### Exercise task
For the listing underneath, give the count of lines containing the string "bottom" and nothing further.

(Data records)
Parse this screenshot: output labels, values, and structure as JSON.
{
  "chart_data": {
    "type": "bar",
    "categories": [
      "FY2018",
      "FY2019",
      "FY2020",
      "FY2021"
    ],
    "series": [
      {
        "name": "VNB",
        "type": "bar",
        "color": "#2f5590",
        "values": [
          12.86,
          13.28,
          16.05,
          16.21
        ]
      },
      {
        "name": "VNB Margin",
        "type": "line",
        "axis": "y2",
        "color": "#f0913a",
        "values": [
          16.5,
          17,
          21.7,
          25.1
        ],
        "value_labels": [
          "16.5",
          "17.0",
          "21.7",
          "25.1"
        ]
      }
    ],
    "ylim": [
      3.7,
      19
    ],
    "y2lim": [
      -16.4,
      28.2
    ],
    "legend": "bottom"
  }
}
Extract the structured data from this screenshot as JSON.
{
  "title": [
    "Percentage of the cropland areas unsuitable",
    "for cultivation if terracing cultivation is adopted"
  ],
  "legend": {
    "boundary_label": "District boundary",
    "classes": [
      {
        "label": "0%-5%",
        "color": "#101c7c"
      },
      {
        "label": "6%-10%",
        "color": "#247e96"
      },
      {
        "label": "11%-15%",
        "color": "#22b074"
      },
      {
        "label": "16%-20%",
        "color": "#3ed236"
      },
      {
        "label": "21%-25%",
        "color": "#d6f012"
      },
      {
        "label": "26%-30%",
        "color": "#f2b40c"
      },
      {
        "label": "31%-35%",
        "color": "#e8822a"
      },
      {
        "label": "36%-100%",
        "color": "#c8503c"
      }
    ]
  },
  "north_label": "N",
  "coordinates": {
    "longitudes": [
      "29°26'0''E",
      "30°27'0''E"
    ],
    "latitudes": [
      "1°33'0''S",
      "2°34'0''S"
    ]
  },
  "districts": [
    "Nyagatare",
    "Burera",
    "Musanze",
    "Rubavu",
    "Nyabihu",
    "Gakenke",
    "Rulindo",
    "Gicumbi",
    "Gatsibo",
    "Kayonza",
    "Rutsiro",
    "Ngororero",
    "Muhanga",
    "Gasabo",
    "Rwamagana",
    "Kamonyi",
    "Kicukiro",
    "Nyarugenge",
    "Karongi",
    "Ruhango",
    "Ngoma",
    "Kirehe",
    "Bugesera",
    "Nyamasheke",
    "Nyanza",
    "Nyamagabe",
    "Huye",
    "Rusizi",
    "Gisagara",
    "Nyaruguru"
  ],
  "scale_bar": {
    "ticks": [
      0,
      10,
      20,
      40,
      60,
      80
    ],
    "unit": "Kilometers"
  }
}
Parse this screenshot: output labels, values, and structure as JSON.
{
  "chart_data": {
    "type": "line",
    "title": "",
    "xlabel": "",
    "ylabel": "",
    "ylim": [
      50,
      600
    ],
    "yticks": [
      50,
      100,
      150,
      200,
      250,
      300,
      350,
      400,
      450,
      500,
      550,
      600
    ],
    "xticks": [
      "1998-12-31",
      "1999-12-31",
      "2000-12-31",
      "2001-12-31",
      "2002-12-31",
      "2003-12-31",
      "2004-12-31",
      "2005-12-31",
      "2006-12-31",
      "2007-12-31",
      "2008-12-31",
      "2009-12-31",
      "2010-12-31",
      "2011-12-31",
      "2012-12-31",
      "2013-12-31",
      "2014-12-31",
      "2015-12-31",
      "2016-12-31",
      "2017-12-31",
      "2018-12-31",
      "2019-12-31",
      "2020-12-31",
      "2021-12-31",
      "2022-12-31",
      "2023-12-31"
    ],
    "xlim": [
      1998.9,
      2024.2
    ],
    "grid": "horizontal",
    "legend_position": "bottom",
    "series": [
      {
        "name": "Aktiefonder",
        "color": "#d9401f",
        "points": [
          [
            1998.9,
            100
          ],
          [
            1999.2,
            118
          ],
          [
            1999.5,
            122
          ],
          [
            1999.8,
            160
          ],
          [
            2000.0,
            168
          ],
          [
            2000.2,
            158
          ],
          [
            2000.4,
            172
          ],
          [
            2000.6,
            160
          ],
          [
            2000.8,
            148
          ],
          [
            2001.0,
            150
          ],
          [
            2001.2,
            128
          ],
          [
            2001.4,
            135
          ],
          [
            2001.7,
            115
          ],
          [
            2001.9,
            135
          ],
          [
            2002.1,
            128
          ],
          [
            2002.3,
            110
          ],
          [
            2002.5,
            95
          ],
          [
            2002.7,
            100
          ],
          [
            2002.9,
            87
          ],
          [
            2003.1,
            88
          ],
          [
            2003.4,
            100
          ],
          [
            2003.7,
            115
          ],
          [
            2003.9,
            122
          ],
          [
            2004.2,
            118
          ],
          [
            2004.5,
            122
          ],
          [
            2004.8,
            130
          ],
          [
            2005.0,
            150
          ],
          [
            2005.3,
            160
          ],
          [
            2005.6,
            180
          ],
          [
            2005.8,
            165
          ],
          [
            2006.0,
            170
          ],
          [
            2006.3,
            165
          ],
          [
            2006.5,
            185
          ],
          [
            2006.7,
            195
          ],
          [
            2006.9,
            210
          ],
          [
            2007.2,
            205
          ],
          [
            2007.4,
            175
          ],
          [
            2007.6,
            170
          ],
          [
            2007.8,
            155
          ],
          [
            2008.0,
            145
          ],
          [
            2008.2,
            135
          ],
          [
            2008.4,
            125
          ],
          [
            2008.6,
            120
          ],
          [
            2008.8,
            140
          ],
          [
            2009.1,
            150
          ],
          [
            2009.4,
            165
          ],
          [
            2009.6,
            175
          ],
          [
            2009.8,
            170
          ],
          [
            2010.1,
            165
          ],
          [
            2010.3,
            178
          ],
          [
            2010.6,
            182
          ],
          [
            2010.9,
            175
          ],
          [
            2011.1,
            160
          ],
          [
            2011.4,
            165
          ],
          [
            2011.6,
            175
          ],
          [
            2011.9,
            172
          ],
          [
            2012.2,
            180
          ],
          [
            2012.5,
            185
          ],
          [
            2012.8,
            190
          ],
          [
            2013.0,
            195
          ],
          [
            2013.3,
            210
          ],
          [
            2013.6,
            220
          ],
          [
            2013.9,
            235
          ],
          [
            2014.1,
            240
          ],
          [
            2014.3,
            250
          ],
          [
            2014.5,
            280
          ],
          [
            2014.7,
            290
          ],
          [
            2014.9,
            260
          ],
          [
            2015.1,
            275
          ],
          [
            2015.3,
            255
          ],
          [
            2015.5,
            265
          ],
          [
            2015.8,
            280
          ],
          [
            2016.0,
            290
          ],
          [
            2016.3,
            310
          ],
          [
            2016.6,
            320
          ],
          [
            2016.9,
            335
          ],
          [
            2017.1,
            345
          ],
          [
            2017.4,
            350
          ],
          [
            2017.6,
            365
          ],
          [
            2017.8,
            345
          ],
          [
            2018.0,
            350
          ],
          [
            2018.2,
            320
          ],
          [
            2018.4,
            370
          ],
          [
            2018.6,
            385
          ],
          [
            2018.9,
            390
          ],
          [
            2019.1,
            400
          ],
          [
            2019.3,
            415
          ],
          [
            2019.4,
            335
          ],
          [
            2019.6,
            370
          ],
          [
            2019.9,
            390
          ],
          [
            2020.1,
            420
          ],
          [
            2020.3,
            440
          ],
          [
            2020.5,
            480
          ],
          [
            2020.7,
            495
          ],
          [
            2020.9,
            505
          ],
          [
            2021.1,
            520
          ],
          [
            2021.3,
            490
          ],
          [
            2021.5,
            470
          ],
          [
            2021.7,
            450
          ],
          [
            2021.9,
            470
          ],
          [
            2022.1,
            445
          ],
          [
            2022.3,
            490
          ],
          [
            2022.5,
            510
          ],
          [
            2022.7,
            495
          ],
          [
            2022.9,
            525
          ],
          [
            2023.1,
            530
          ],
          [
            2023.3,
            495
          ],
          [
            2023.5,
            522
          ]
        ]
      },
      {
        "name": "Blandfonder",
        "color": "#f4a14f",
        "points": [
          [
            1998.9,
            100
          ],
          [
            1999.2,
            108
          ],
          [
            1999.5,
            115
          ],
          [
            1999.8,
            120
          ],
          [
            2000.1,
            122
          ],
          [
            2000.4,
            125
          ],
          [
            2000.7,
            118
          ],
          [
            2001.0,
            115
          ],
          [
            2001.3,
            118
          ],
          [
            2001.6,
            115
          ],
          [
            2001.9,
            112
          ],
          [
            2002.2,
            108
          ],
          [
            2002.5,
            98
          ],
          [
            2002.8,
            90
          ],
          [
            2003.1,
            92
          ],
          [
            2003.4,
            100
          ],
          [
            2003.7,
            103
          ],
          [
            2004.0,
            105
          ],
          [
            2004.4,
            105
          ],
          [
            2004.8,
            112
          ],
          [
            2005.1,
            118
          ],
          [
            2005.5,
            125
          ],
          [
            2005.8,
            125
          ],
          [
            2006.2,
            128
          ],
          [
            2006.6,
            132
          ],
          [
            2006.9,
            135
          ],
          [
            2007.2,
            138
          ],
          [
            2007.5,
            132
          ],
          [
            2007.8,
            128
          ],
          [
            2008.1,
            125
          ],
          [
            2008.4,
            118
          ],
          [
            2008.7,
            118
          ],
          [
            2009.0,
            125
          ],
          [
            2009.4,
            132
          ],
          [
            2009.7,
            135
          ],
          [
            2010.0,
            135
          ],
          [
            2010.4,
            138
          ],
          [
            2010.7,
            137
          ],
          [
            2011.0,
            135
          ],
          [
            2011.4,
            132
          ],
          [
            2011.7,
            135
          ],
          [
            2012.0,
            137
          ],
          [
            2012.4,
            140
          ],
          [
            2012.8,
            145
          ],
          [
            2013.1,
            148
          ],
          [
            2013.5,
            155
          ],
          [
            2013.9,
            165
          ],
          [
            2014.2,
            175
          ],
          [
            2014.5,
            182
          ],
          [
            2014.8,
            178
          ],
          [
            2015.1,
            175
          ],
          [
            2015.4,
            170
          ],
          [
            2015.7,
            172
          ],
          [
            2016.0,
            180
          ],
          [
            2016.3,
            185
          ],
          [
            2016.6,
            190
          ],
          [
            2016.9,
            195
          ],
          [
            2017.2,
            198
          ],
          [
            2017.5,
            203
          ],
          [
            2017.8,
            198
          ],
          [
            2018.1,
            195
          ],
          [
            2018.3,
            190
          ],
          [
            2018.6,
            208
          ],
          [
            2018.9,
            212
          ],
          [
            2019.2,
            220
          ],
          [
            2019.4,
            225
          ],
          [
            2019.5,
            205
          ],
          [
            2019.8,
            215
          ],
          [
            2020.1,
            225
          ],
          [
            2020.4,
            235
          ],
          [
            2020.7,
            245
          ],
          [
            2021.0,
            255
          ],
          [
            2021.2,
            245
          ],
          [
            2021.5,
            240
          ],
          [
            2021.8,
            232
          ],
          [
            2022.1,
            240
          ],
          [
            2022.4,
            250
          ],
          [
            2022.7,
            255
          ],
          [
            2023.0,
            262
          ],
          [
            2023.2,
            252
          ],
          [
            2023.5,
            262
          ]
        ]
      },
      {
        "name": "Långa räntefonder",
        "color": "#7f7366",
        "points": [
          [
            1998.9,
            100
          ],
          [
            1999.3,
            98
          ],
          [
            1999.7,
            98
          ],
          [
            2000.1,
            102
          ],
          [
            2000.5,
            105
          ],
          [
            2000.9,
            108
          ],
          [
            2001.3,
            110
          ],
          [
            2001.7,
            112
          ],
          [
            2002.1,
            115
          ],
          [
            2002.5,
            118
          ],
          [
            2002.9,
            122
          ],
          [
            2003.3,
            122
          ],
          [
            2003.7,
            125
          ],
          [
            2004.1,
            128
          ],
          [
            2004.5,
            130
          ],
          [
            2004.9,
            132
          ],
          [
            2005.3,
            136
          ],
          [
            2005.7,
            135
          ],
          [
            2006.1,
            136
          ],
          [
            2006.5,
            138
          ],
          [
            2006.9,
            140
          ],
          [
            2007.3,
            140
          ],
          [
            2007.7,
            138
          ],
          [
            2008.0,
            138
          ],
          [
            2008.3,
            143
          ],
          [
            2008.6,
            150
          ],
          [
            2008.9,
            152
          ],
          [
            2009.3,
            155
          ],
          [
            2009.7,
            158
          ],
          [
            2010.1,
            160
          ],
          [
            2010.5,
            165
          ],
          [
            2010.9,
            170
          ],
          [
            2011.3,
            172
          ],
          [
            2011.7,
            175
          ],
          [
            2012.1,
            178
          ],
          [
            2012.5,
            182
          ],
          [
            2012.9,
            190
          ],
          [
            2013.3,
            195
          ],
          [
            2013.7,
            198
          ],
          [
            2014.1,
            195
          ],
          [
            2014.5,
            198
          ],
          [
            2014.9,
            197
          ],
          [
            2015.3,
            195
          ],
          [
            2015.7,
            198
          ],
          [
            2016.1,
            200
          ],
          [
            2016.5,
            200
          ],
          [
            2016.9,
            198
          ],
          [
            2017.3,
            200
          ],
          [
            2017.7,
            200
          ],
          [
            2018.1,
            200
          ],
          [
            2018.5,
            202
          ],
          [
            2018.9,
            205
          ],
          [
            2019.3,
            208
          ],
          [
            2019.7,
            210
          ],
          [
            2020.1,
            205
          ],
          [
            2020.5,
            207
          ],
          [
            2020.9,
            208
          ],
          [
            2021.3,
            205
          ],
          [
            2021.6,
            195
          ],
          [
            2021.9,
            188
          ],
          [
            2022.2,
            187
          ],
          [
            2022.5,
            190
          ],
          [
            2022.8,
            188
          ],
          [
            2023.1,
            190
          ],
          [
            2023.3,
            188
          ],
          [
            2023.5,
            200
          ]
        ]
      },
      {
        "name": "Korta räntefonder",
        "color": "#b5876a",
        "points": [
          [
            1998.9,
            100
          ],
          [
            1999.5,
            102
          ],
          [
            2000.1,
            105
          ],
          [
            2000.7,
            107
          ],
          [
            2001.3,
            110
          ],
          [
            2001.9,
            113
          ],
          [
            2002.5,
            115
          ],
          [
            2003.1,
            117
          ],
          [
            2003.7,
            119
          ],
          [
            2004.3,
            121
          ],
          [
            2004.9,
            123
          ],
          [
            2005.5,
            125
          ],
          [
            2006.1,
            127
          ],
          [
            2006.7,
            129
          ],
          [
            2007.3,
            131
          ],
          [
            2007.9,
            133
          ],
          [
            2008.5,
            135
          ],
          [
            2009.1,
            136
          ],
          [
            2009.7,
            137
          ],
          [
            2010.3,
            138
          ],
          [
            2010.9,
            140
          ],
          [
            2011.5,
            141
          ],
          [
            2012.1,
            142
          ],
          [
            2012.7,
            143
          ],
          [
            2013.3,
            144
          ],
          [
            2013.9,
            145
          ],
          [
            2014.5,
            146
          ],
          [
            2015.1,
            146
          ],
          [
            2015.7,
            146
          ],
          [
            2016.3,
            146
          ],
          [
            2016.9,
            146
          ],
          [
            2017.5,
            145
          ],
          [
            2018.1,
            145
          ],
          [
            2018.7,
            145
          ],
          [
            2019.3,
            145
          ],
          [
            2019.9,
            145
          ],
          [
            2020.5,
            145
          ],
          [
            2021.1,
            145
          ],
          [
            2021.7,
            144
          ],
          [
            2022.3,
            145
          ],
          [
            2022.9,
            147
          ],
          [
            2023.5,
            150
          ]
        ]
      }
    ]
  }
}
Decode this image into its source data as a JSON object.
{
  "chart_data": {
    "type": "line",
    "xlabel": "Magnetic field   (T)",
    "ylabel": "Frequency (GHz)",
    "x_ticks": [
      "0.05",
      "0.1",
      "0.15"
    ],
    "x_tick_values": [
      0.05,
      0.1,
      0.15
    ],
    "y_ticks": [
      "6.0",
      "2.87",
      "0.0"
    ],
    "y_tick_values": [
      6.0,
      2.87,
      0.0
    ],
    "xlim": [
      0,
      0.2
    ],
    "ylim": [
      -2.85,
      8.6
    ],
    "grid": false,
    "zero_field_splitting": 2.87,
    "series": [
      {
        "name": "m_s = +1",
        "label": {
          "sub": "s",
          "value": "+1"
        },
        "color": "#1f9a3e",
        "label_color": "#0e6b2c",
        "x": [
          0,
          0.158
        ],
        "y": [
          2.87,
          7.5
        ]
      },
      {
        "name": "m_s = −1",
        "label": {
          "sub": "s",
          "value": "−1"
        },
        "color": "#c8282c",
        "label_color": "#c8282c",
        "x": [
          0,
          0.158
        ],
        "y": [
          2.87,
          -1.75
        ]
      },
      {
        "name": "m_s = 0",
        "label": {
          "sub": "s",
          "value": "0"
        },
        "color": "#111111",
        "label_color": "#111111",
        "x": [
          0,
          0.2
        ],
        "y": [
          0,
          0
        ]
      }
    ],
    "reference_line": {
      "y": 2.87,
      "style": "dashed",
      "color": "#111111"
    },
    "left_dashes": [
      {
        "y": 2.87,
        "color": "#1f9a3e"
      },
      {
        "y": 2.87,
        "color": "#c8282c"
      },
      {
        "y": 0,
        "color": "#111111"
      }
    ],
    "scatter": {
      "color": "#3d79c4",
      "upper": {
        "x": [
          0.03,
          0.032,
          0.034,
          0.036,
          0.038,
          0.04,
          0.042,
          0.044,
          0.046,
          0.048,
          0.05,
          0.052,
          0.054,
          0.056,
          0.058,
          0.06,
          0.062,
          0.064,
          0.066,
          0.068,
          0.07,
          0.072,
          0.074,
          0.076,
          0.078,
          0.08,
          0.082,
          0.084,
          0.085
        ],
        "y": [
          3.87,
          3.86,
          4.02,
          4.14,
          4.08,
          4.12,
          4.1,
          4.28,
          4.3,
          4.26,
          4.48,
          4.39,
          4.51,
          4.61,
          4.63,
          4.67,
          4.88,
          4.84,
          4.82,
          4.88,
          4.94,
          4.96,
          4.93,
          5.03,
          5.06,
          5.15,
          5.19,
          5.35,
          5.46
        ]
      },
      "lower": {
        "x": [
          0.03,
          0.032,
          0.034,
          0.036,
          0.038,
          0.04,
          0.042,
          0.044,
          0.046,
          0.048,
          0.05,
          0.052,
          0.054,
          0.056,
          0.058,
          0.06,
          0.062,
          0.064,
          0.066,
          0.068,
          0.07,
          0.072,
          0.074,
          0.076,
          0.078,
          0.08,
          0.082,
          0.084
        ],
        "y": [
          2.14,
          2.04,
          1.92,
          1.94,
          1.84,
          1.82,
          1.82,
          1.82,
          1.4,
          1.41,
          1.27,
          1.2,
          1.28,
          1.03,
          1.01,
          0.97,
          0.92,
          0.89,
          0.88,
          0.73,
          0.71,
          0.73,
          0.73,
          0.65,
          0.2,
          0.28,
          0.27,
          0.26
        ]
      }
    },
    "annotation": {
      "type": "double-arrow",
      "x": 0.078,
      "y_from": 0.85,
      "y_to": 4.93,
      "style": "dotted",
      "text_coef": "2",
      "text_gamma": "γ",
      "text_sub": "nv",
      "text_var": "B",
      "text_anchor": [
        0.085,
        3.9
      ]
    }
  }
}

### Answer to the task
2